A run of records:
** Start **

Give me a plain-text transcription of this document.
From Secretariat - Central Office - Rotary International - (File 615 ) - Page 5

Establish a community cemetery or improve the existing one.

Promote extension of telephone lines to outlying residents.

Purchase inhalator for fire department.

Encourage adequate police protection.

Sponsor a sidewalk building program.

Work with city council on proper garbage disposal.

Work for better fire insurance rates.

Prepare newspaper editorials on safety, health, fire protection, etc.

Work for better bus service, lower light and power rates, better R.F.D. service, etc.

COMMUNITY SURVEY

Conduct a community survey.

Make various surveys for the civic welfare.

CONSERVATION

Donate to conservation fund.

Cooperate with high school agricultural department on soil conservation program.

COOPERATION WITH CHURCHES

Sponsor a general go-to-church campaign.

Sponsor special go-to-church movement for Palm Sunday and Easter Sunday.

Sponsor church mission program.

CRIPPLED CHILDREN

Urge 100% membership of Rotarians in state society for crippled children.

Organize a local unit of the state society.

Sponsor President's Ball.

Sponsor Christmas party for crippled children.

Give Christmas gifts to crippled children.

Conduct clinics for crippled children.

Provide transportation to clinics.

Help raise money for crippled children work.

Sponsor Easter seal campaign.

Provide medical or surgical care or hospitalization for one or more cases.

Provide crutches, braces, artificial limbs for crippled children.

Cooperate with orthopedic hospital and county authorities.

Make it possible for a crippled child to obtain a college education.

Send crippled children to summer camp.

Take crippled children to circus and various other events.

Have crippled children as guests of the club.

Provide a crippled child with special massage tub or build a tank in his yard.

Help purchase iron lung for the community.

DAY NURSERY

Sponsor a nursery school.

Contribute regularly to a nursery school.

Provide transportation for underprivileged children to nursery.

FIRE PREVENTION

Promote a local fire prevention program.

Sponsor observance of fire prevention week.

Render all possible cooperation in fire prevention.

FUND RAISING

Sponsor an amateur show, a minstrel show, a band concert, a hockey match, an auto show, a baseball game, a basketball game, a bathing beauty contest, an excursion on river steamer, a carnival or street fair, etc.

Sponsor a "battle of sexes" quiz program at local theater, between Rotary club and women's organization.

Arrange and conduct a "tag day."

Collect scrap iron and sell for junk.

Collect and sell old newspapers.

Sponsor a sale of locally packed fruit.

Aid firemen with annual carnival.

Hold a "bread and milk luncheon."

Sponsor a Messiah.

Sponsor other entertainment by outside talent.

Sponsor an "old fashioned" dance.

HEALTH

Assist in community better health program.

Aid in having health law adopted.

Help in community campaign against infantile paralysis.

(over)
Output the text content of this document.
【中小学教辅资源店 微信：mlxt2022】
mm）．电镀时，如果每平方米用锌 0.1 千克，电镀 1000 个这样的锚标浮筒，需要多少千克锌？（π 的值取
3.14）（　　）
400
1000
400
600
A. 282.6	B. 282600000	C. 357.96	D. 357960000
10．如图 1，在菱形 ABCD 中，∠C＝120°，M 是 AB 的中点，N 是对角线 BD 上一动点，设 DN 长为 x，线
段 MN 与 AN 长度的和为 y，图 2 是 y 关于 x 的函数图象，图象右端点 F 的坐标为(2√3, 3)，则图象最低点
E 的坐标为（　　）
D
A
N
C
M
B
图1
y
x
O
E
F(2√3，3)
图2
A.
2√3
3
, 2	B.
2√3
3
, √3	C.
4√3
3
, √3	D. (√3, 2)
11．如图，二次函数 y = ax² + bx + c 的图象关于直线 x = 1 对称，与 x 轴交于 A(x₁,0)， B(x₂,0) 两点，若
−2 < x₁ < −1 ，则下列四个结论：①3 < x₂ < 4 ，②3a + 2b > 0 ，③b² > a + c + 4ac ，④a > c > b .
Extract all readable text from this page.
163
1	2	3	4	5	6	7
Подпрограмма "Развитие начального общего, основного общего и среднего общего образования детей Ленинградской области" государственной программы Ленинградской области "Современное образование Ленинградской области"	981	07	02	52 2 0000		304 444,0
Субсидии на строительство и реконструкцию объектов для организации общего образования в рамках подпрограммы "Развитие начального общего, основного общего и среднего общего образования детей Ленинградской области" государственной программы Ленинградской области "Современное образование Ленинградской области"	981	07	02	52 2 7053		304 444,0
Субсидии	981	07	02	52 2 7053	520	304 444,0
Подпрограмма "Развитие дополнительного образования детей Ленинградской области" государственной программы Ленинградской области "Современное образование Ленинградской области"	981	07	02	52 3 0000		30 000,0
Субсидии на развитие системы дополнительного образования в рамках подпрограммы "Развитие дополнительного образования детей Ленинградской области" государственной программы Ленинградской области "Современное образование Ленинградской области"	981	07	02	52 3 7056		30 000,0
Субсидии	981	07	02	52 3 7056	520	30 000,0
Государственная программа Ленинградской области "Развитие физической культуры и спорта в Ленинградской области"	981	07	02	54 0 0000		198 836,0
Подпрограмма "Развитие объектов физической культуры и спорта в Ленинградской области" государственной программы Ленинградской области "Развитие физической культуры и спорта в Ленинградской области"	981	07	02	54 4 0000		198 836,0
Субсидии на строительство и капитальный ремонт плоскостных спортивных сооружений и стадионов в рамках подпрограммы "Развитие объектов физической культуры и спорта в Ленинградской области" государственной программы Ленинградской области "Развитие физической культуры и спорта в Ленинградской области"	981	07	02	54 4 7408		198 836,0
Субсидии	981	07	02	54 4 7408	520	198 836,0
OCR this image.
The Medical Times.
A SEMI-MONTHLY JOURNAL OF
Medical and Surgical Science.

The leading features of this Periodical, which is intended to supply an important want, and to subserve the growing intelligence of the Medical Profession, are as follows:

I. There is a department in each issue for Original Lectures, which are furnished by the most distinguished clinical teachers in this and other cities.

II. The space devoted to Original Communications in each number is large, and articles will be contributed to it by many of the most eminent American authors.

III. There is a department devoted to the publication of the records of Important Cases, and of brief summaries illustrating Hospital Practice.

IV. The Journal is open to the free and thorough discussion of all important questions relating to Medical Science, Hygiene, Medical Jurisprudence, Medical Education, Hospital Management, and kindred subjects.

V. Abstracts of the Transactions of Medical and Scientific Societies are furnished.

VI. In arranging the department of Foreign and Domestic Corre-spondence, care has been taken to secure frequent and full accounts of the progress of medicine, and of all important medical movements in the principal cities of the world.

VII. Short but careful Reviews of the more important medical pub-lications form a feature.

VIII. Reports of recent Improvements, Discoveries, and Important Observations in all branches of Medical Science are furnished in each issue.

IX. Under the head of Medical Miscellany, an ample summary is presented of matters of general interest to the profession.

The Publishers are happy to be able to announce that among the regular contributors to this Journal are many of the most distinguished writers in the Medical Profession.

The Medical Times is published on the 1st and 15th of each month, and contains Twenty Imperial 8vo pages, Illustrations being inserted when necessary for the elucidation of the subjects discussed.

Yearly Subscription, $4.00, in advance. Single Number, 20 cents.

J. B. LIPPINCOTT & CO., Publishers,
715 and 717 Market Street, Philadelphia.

** End **

### Given task
Pick out and copy the lines of the material that include the word "document".

### Correct response
Give me a plain-text transcription of this document.
Output the text content of this document.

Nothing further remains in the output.